» **THE TASK**
Copy every line in the records below that contains the word "fonctions".

[Extracted data entries]

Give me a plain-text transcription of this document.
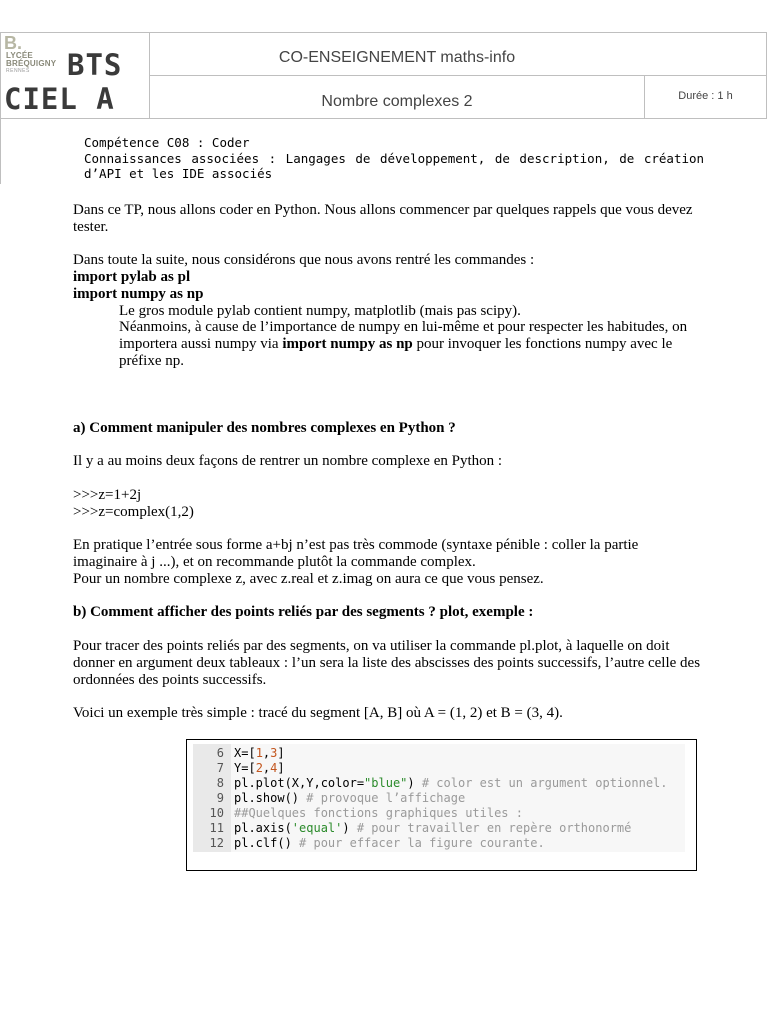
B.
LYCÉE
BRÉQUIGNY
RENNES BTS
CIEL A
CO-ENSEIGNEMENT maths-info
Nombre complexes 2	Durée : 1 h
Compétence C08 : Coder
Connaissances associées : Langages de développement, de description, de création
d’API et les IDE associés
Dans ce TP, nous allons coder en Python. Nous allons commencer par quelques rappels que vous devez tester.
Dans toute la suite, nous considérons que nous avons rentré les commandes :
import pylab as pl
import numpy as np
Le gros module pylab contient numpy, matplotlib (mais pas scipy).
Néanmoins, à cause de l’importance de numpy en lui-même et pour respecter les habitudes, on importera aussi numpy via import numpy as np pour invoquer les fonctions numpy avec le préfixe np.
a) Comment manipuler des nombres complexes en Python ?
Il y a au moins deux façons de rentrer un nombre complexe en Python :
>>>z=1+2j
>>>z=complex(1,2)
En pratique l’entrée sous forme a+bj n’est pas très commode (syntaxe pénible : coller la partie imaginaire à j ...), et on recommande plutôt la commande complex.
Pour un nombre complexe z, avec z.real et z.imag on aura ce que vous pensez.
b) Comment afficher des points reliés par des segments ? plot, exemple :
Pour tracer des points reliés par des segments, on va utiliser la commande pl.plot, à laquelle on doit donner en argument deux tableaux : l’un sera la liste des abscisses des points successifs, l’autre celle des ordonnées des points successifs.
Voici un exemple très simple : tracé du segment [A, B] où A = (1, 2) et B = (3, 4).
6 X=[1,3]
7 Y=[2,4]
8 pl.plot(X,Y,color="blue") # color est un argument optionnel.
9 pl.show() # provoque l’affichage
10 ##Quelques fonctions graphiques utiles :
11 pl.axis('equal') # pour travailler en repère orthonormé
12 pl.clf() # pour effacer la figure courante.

---

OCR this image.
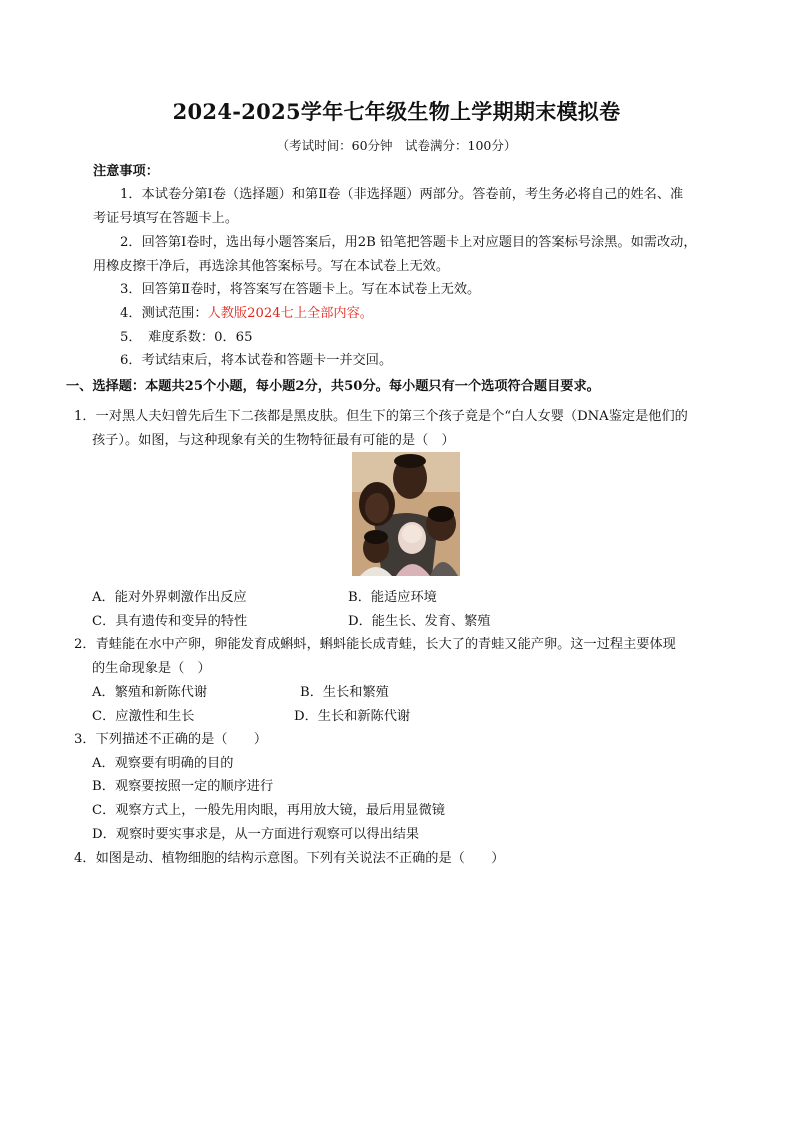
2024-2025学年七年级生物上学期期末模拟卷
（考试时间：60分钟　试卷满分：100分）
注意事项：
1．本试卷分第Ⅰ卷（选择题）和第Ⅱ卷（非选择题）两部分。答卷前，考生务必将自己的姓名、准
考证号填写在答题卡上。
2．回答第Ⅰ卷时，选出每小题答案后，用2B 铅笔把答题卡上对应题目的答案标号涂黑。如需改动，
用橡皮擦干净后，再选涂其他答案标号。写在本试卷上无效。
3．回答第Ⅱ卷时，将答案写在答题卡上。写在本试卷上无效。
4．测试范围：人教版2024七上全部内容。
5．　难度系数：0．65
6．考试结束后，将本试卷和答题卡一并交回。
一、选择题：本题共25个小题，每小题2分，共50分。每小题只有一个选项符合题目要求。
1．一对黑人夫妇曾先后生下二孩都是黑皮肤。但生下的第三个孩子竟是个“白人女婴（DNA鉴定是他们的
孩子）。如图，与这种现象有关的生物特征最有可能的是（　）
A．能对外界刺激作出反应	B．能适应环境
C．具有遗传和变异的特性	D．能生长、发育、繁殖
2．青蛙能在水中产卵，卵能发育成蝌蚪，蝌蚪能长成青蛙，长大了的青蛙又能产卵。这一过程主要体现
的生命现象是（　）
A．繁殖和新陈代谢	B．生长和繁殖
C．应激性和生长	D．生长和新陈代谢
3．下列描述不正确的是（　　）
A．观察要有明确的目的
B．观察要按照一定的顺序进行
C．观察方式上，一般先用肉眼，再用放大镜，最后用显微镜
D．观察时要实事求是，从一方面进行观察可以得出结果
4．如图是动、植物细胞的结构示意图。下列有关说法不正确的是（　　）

...

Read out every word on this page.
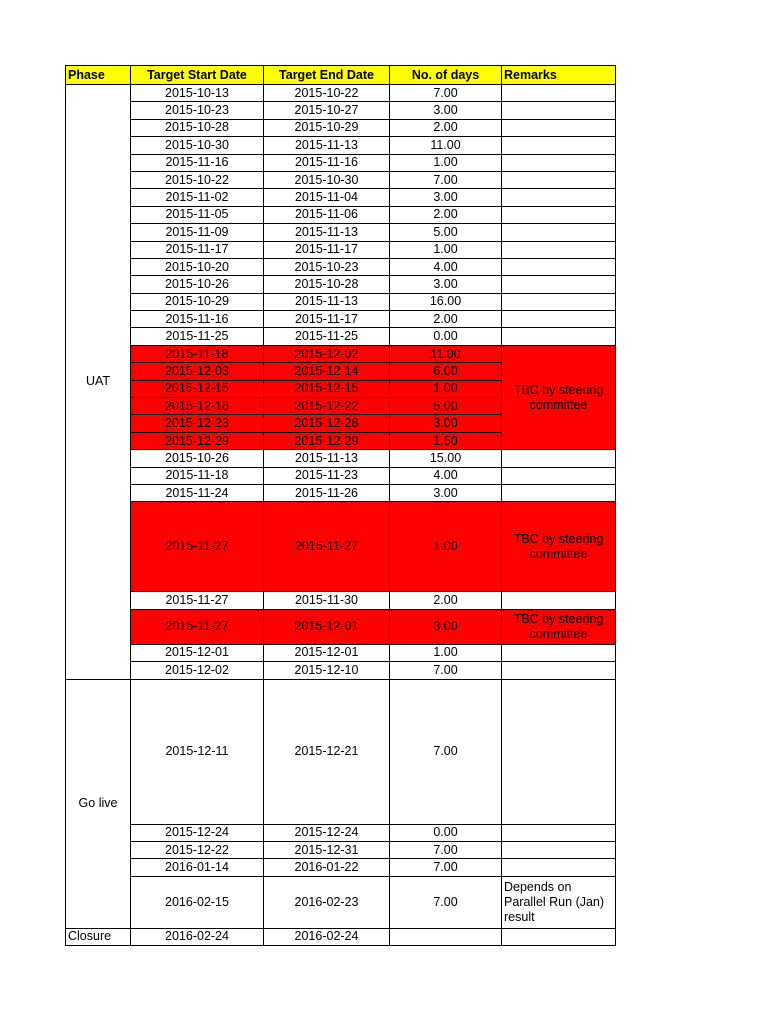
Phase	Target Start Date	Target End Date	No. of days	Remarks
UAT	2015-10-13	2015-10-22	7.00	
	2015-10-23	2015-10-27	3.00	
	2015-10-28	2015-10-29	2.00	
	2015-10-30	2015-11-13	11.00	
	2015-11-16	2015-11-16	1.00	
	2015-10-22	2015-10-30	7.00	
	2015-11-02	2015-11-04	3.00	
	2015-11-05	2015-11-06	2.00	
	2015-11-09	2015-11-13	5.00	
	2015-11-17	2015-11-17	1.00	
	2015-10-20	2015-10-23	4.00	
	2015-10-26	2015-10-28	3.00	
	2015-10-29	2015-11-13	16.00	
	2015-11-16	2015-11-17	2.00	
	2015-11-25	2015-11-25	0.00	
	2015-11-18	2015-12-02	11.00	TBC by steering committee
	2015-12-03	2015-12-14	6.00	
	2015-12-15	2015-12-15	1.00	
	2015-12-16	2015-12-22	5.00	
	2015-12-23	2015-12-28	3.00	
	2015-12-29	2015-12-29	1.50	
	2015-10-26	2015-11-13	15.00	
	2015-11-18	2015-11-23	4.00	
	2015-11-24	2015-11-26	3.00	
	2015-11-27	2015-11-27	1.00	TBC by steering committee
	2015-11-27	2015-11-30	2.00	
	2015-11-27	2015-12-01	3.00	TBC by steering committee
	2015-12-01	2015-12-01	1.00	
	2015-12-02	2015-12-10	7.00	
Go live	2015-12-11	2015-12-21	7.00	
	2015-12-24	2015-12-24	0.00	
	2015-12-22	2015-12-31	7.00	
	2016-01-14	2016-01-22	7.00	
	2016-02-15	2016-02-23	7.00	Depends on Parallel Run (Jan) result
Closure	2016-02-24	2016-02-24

» **TASK SOLUTION**
Néanmoins, à cause de l’importance de numpy en lui-même et pour respecter les habitudes, on importera aussi numpy via import numpy as np pour invoquer les fonctions numpy avec le préfixe np.
10 ##Quelques fonctions graphiques utiles :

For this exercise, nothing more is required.